## REQUIREMENTS
Wherever a line holds the word "både", copy that line out.

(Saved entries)

— START —

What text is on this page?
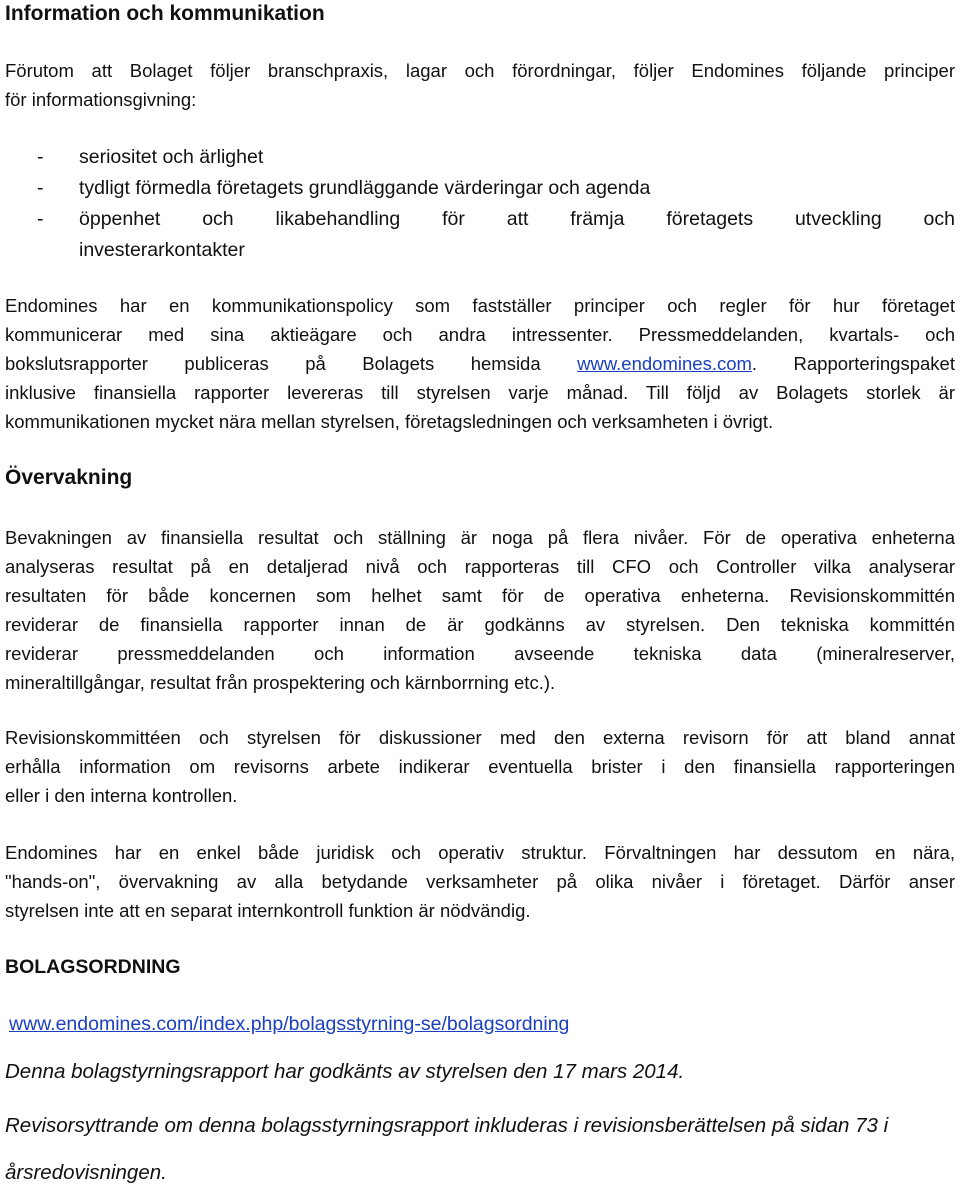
Information och kommunikation

Förutom att Bolaget följer branschpraxis, lagar och förordningar, följer Endomines följande principer
för informationsgivning:

- seriositet och ärlighet
- tydligt förmedla företagets grundläggande värderingar och agenda
- öppenhet och likabehandling för att främja företagets utveckling och
investerarkontakter

Endomines har en kommunikationspolicy som fastställer principer och regler för hur företaget
kommunicerar med sina aktieägare och andra intressenter. Pressmeddelanden, kvartals- och
bokslutsrapporter publiceras på Bolagets hemsida www.endomines.com. Rapporteringspaket
inklusive finansiella rapporter levereras till styrelsen varje månad. Till följd av Bolagets storlek är
kommunikationen mycket nära mellan styrelsen, företagsledningen och verksamheten i övrigt.

Övervakning

Bevakningen av finansiella resultat och ställning är noga på flera nivåer. För de operativa enheterna
analyseras resultat på en detaljerad nivå och rapporteras till CFO och Controller vilka analyserar
resultaten för både koncernen som helhet samt för de operativa enheterna. Revisionskommittén
reviderar de finansiella rapporter innan de är godkänns av styrelsen. Den tekniska kommittén
reviderar pressmeddelanden och information avseende tekniska data (mineralreserver,
mineraltillgångar, resultat från prospektering och kärnborrning etc.).

Revisionskommittéen och styrelsen för diskussioner med den externa revisorn för att bland annat
erhålla information om revisorns arbete indikerar eventuella brister i den finansiella rapporteringen
eller i den interna kontrollen.

Endomines har en enkel både juridisk och operativ struktur. Förvaltningen har dessutom en nära,
"hands-on", övervakning av alla betydande verksamheter på olika nivåer i företaget. Därför anser
styrelsen inte att en separat internkontroll funktion är nödvändig.

BOLAGSORDNING

www.endomines.com/index.php/bolagsstyrning-se/bolagsordning

Denna bolagstyrningsrapport har godkänts av styrelsen den 17 mars 2014.

Revisorsyttrande om denna bolagsstyrningsrapport inkluderas i revisionsberättelsen på sidan 73 i årsredovisningen.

— END —

## WRITTEN SOLUTION
resultaten för både koncernen som helhet samt för de operativa enheterna. Revisionskommittén
Endomines har en enkel både juridisk och operativ struktur. Förvaltningen har dessutom en nära,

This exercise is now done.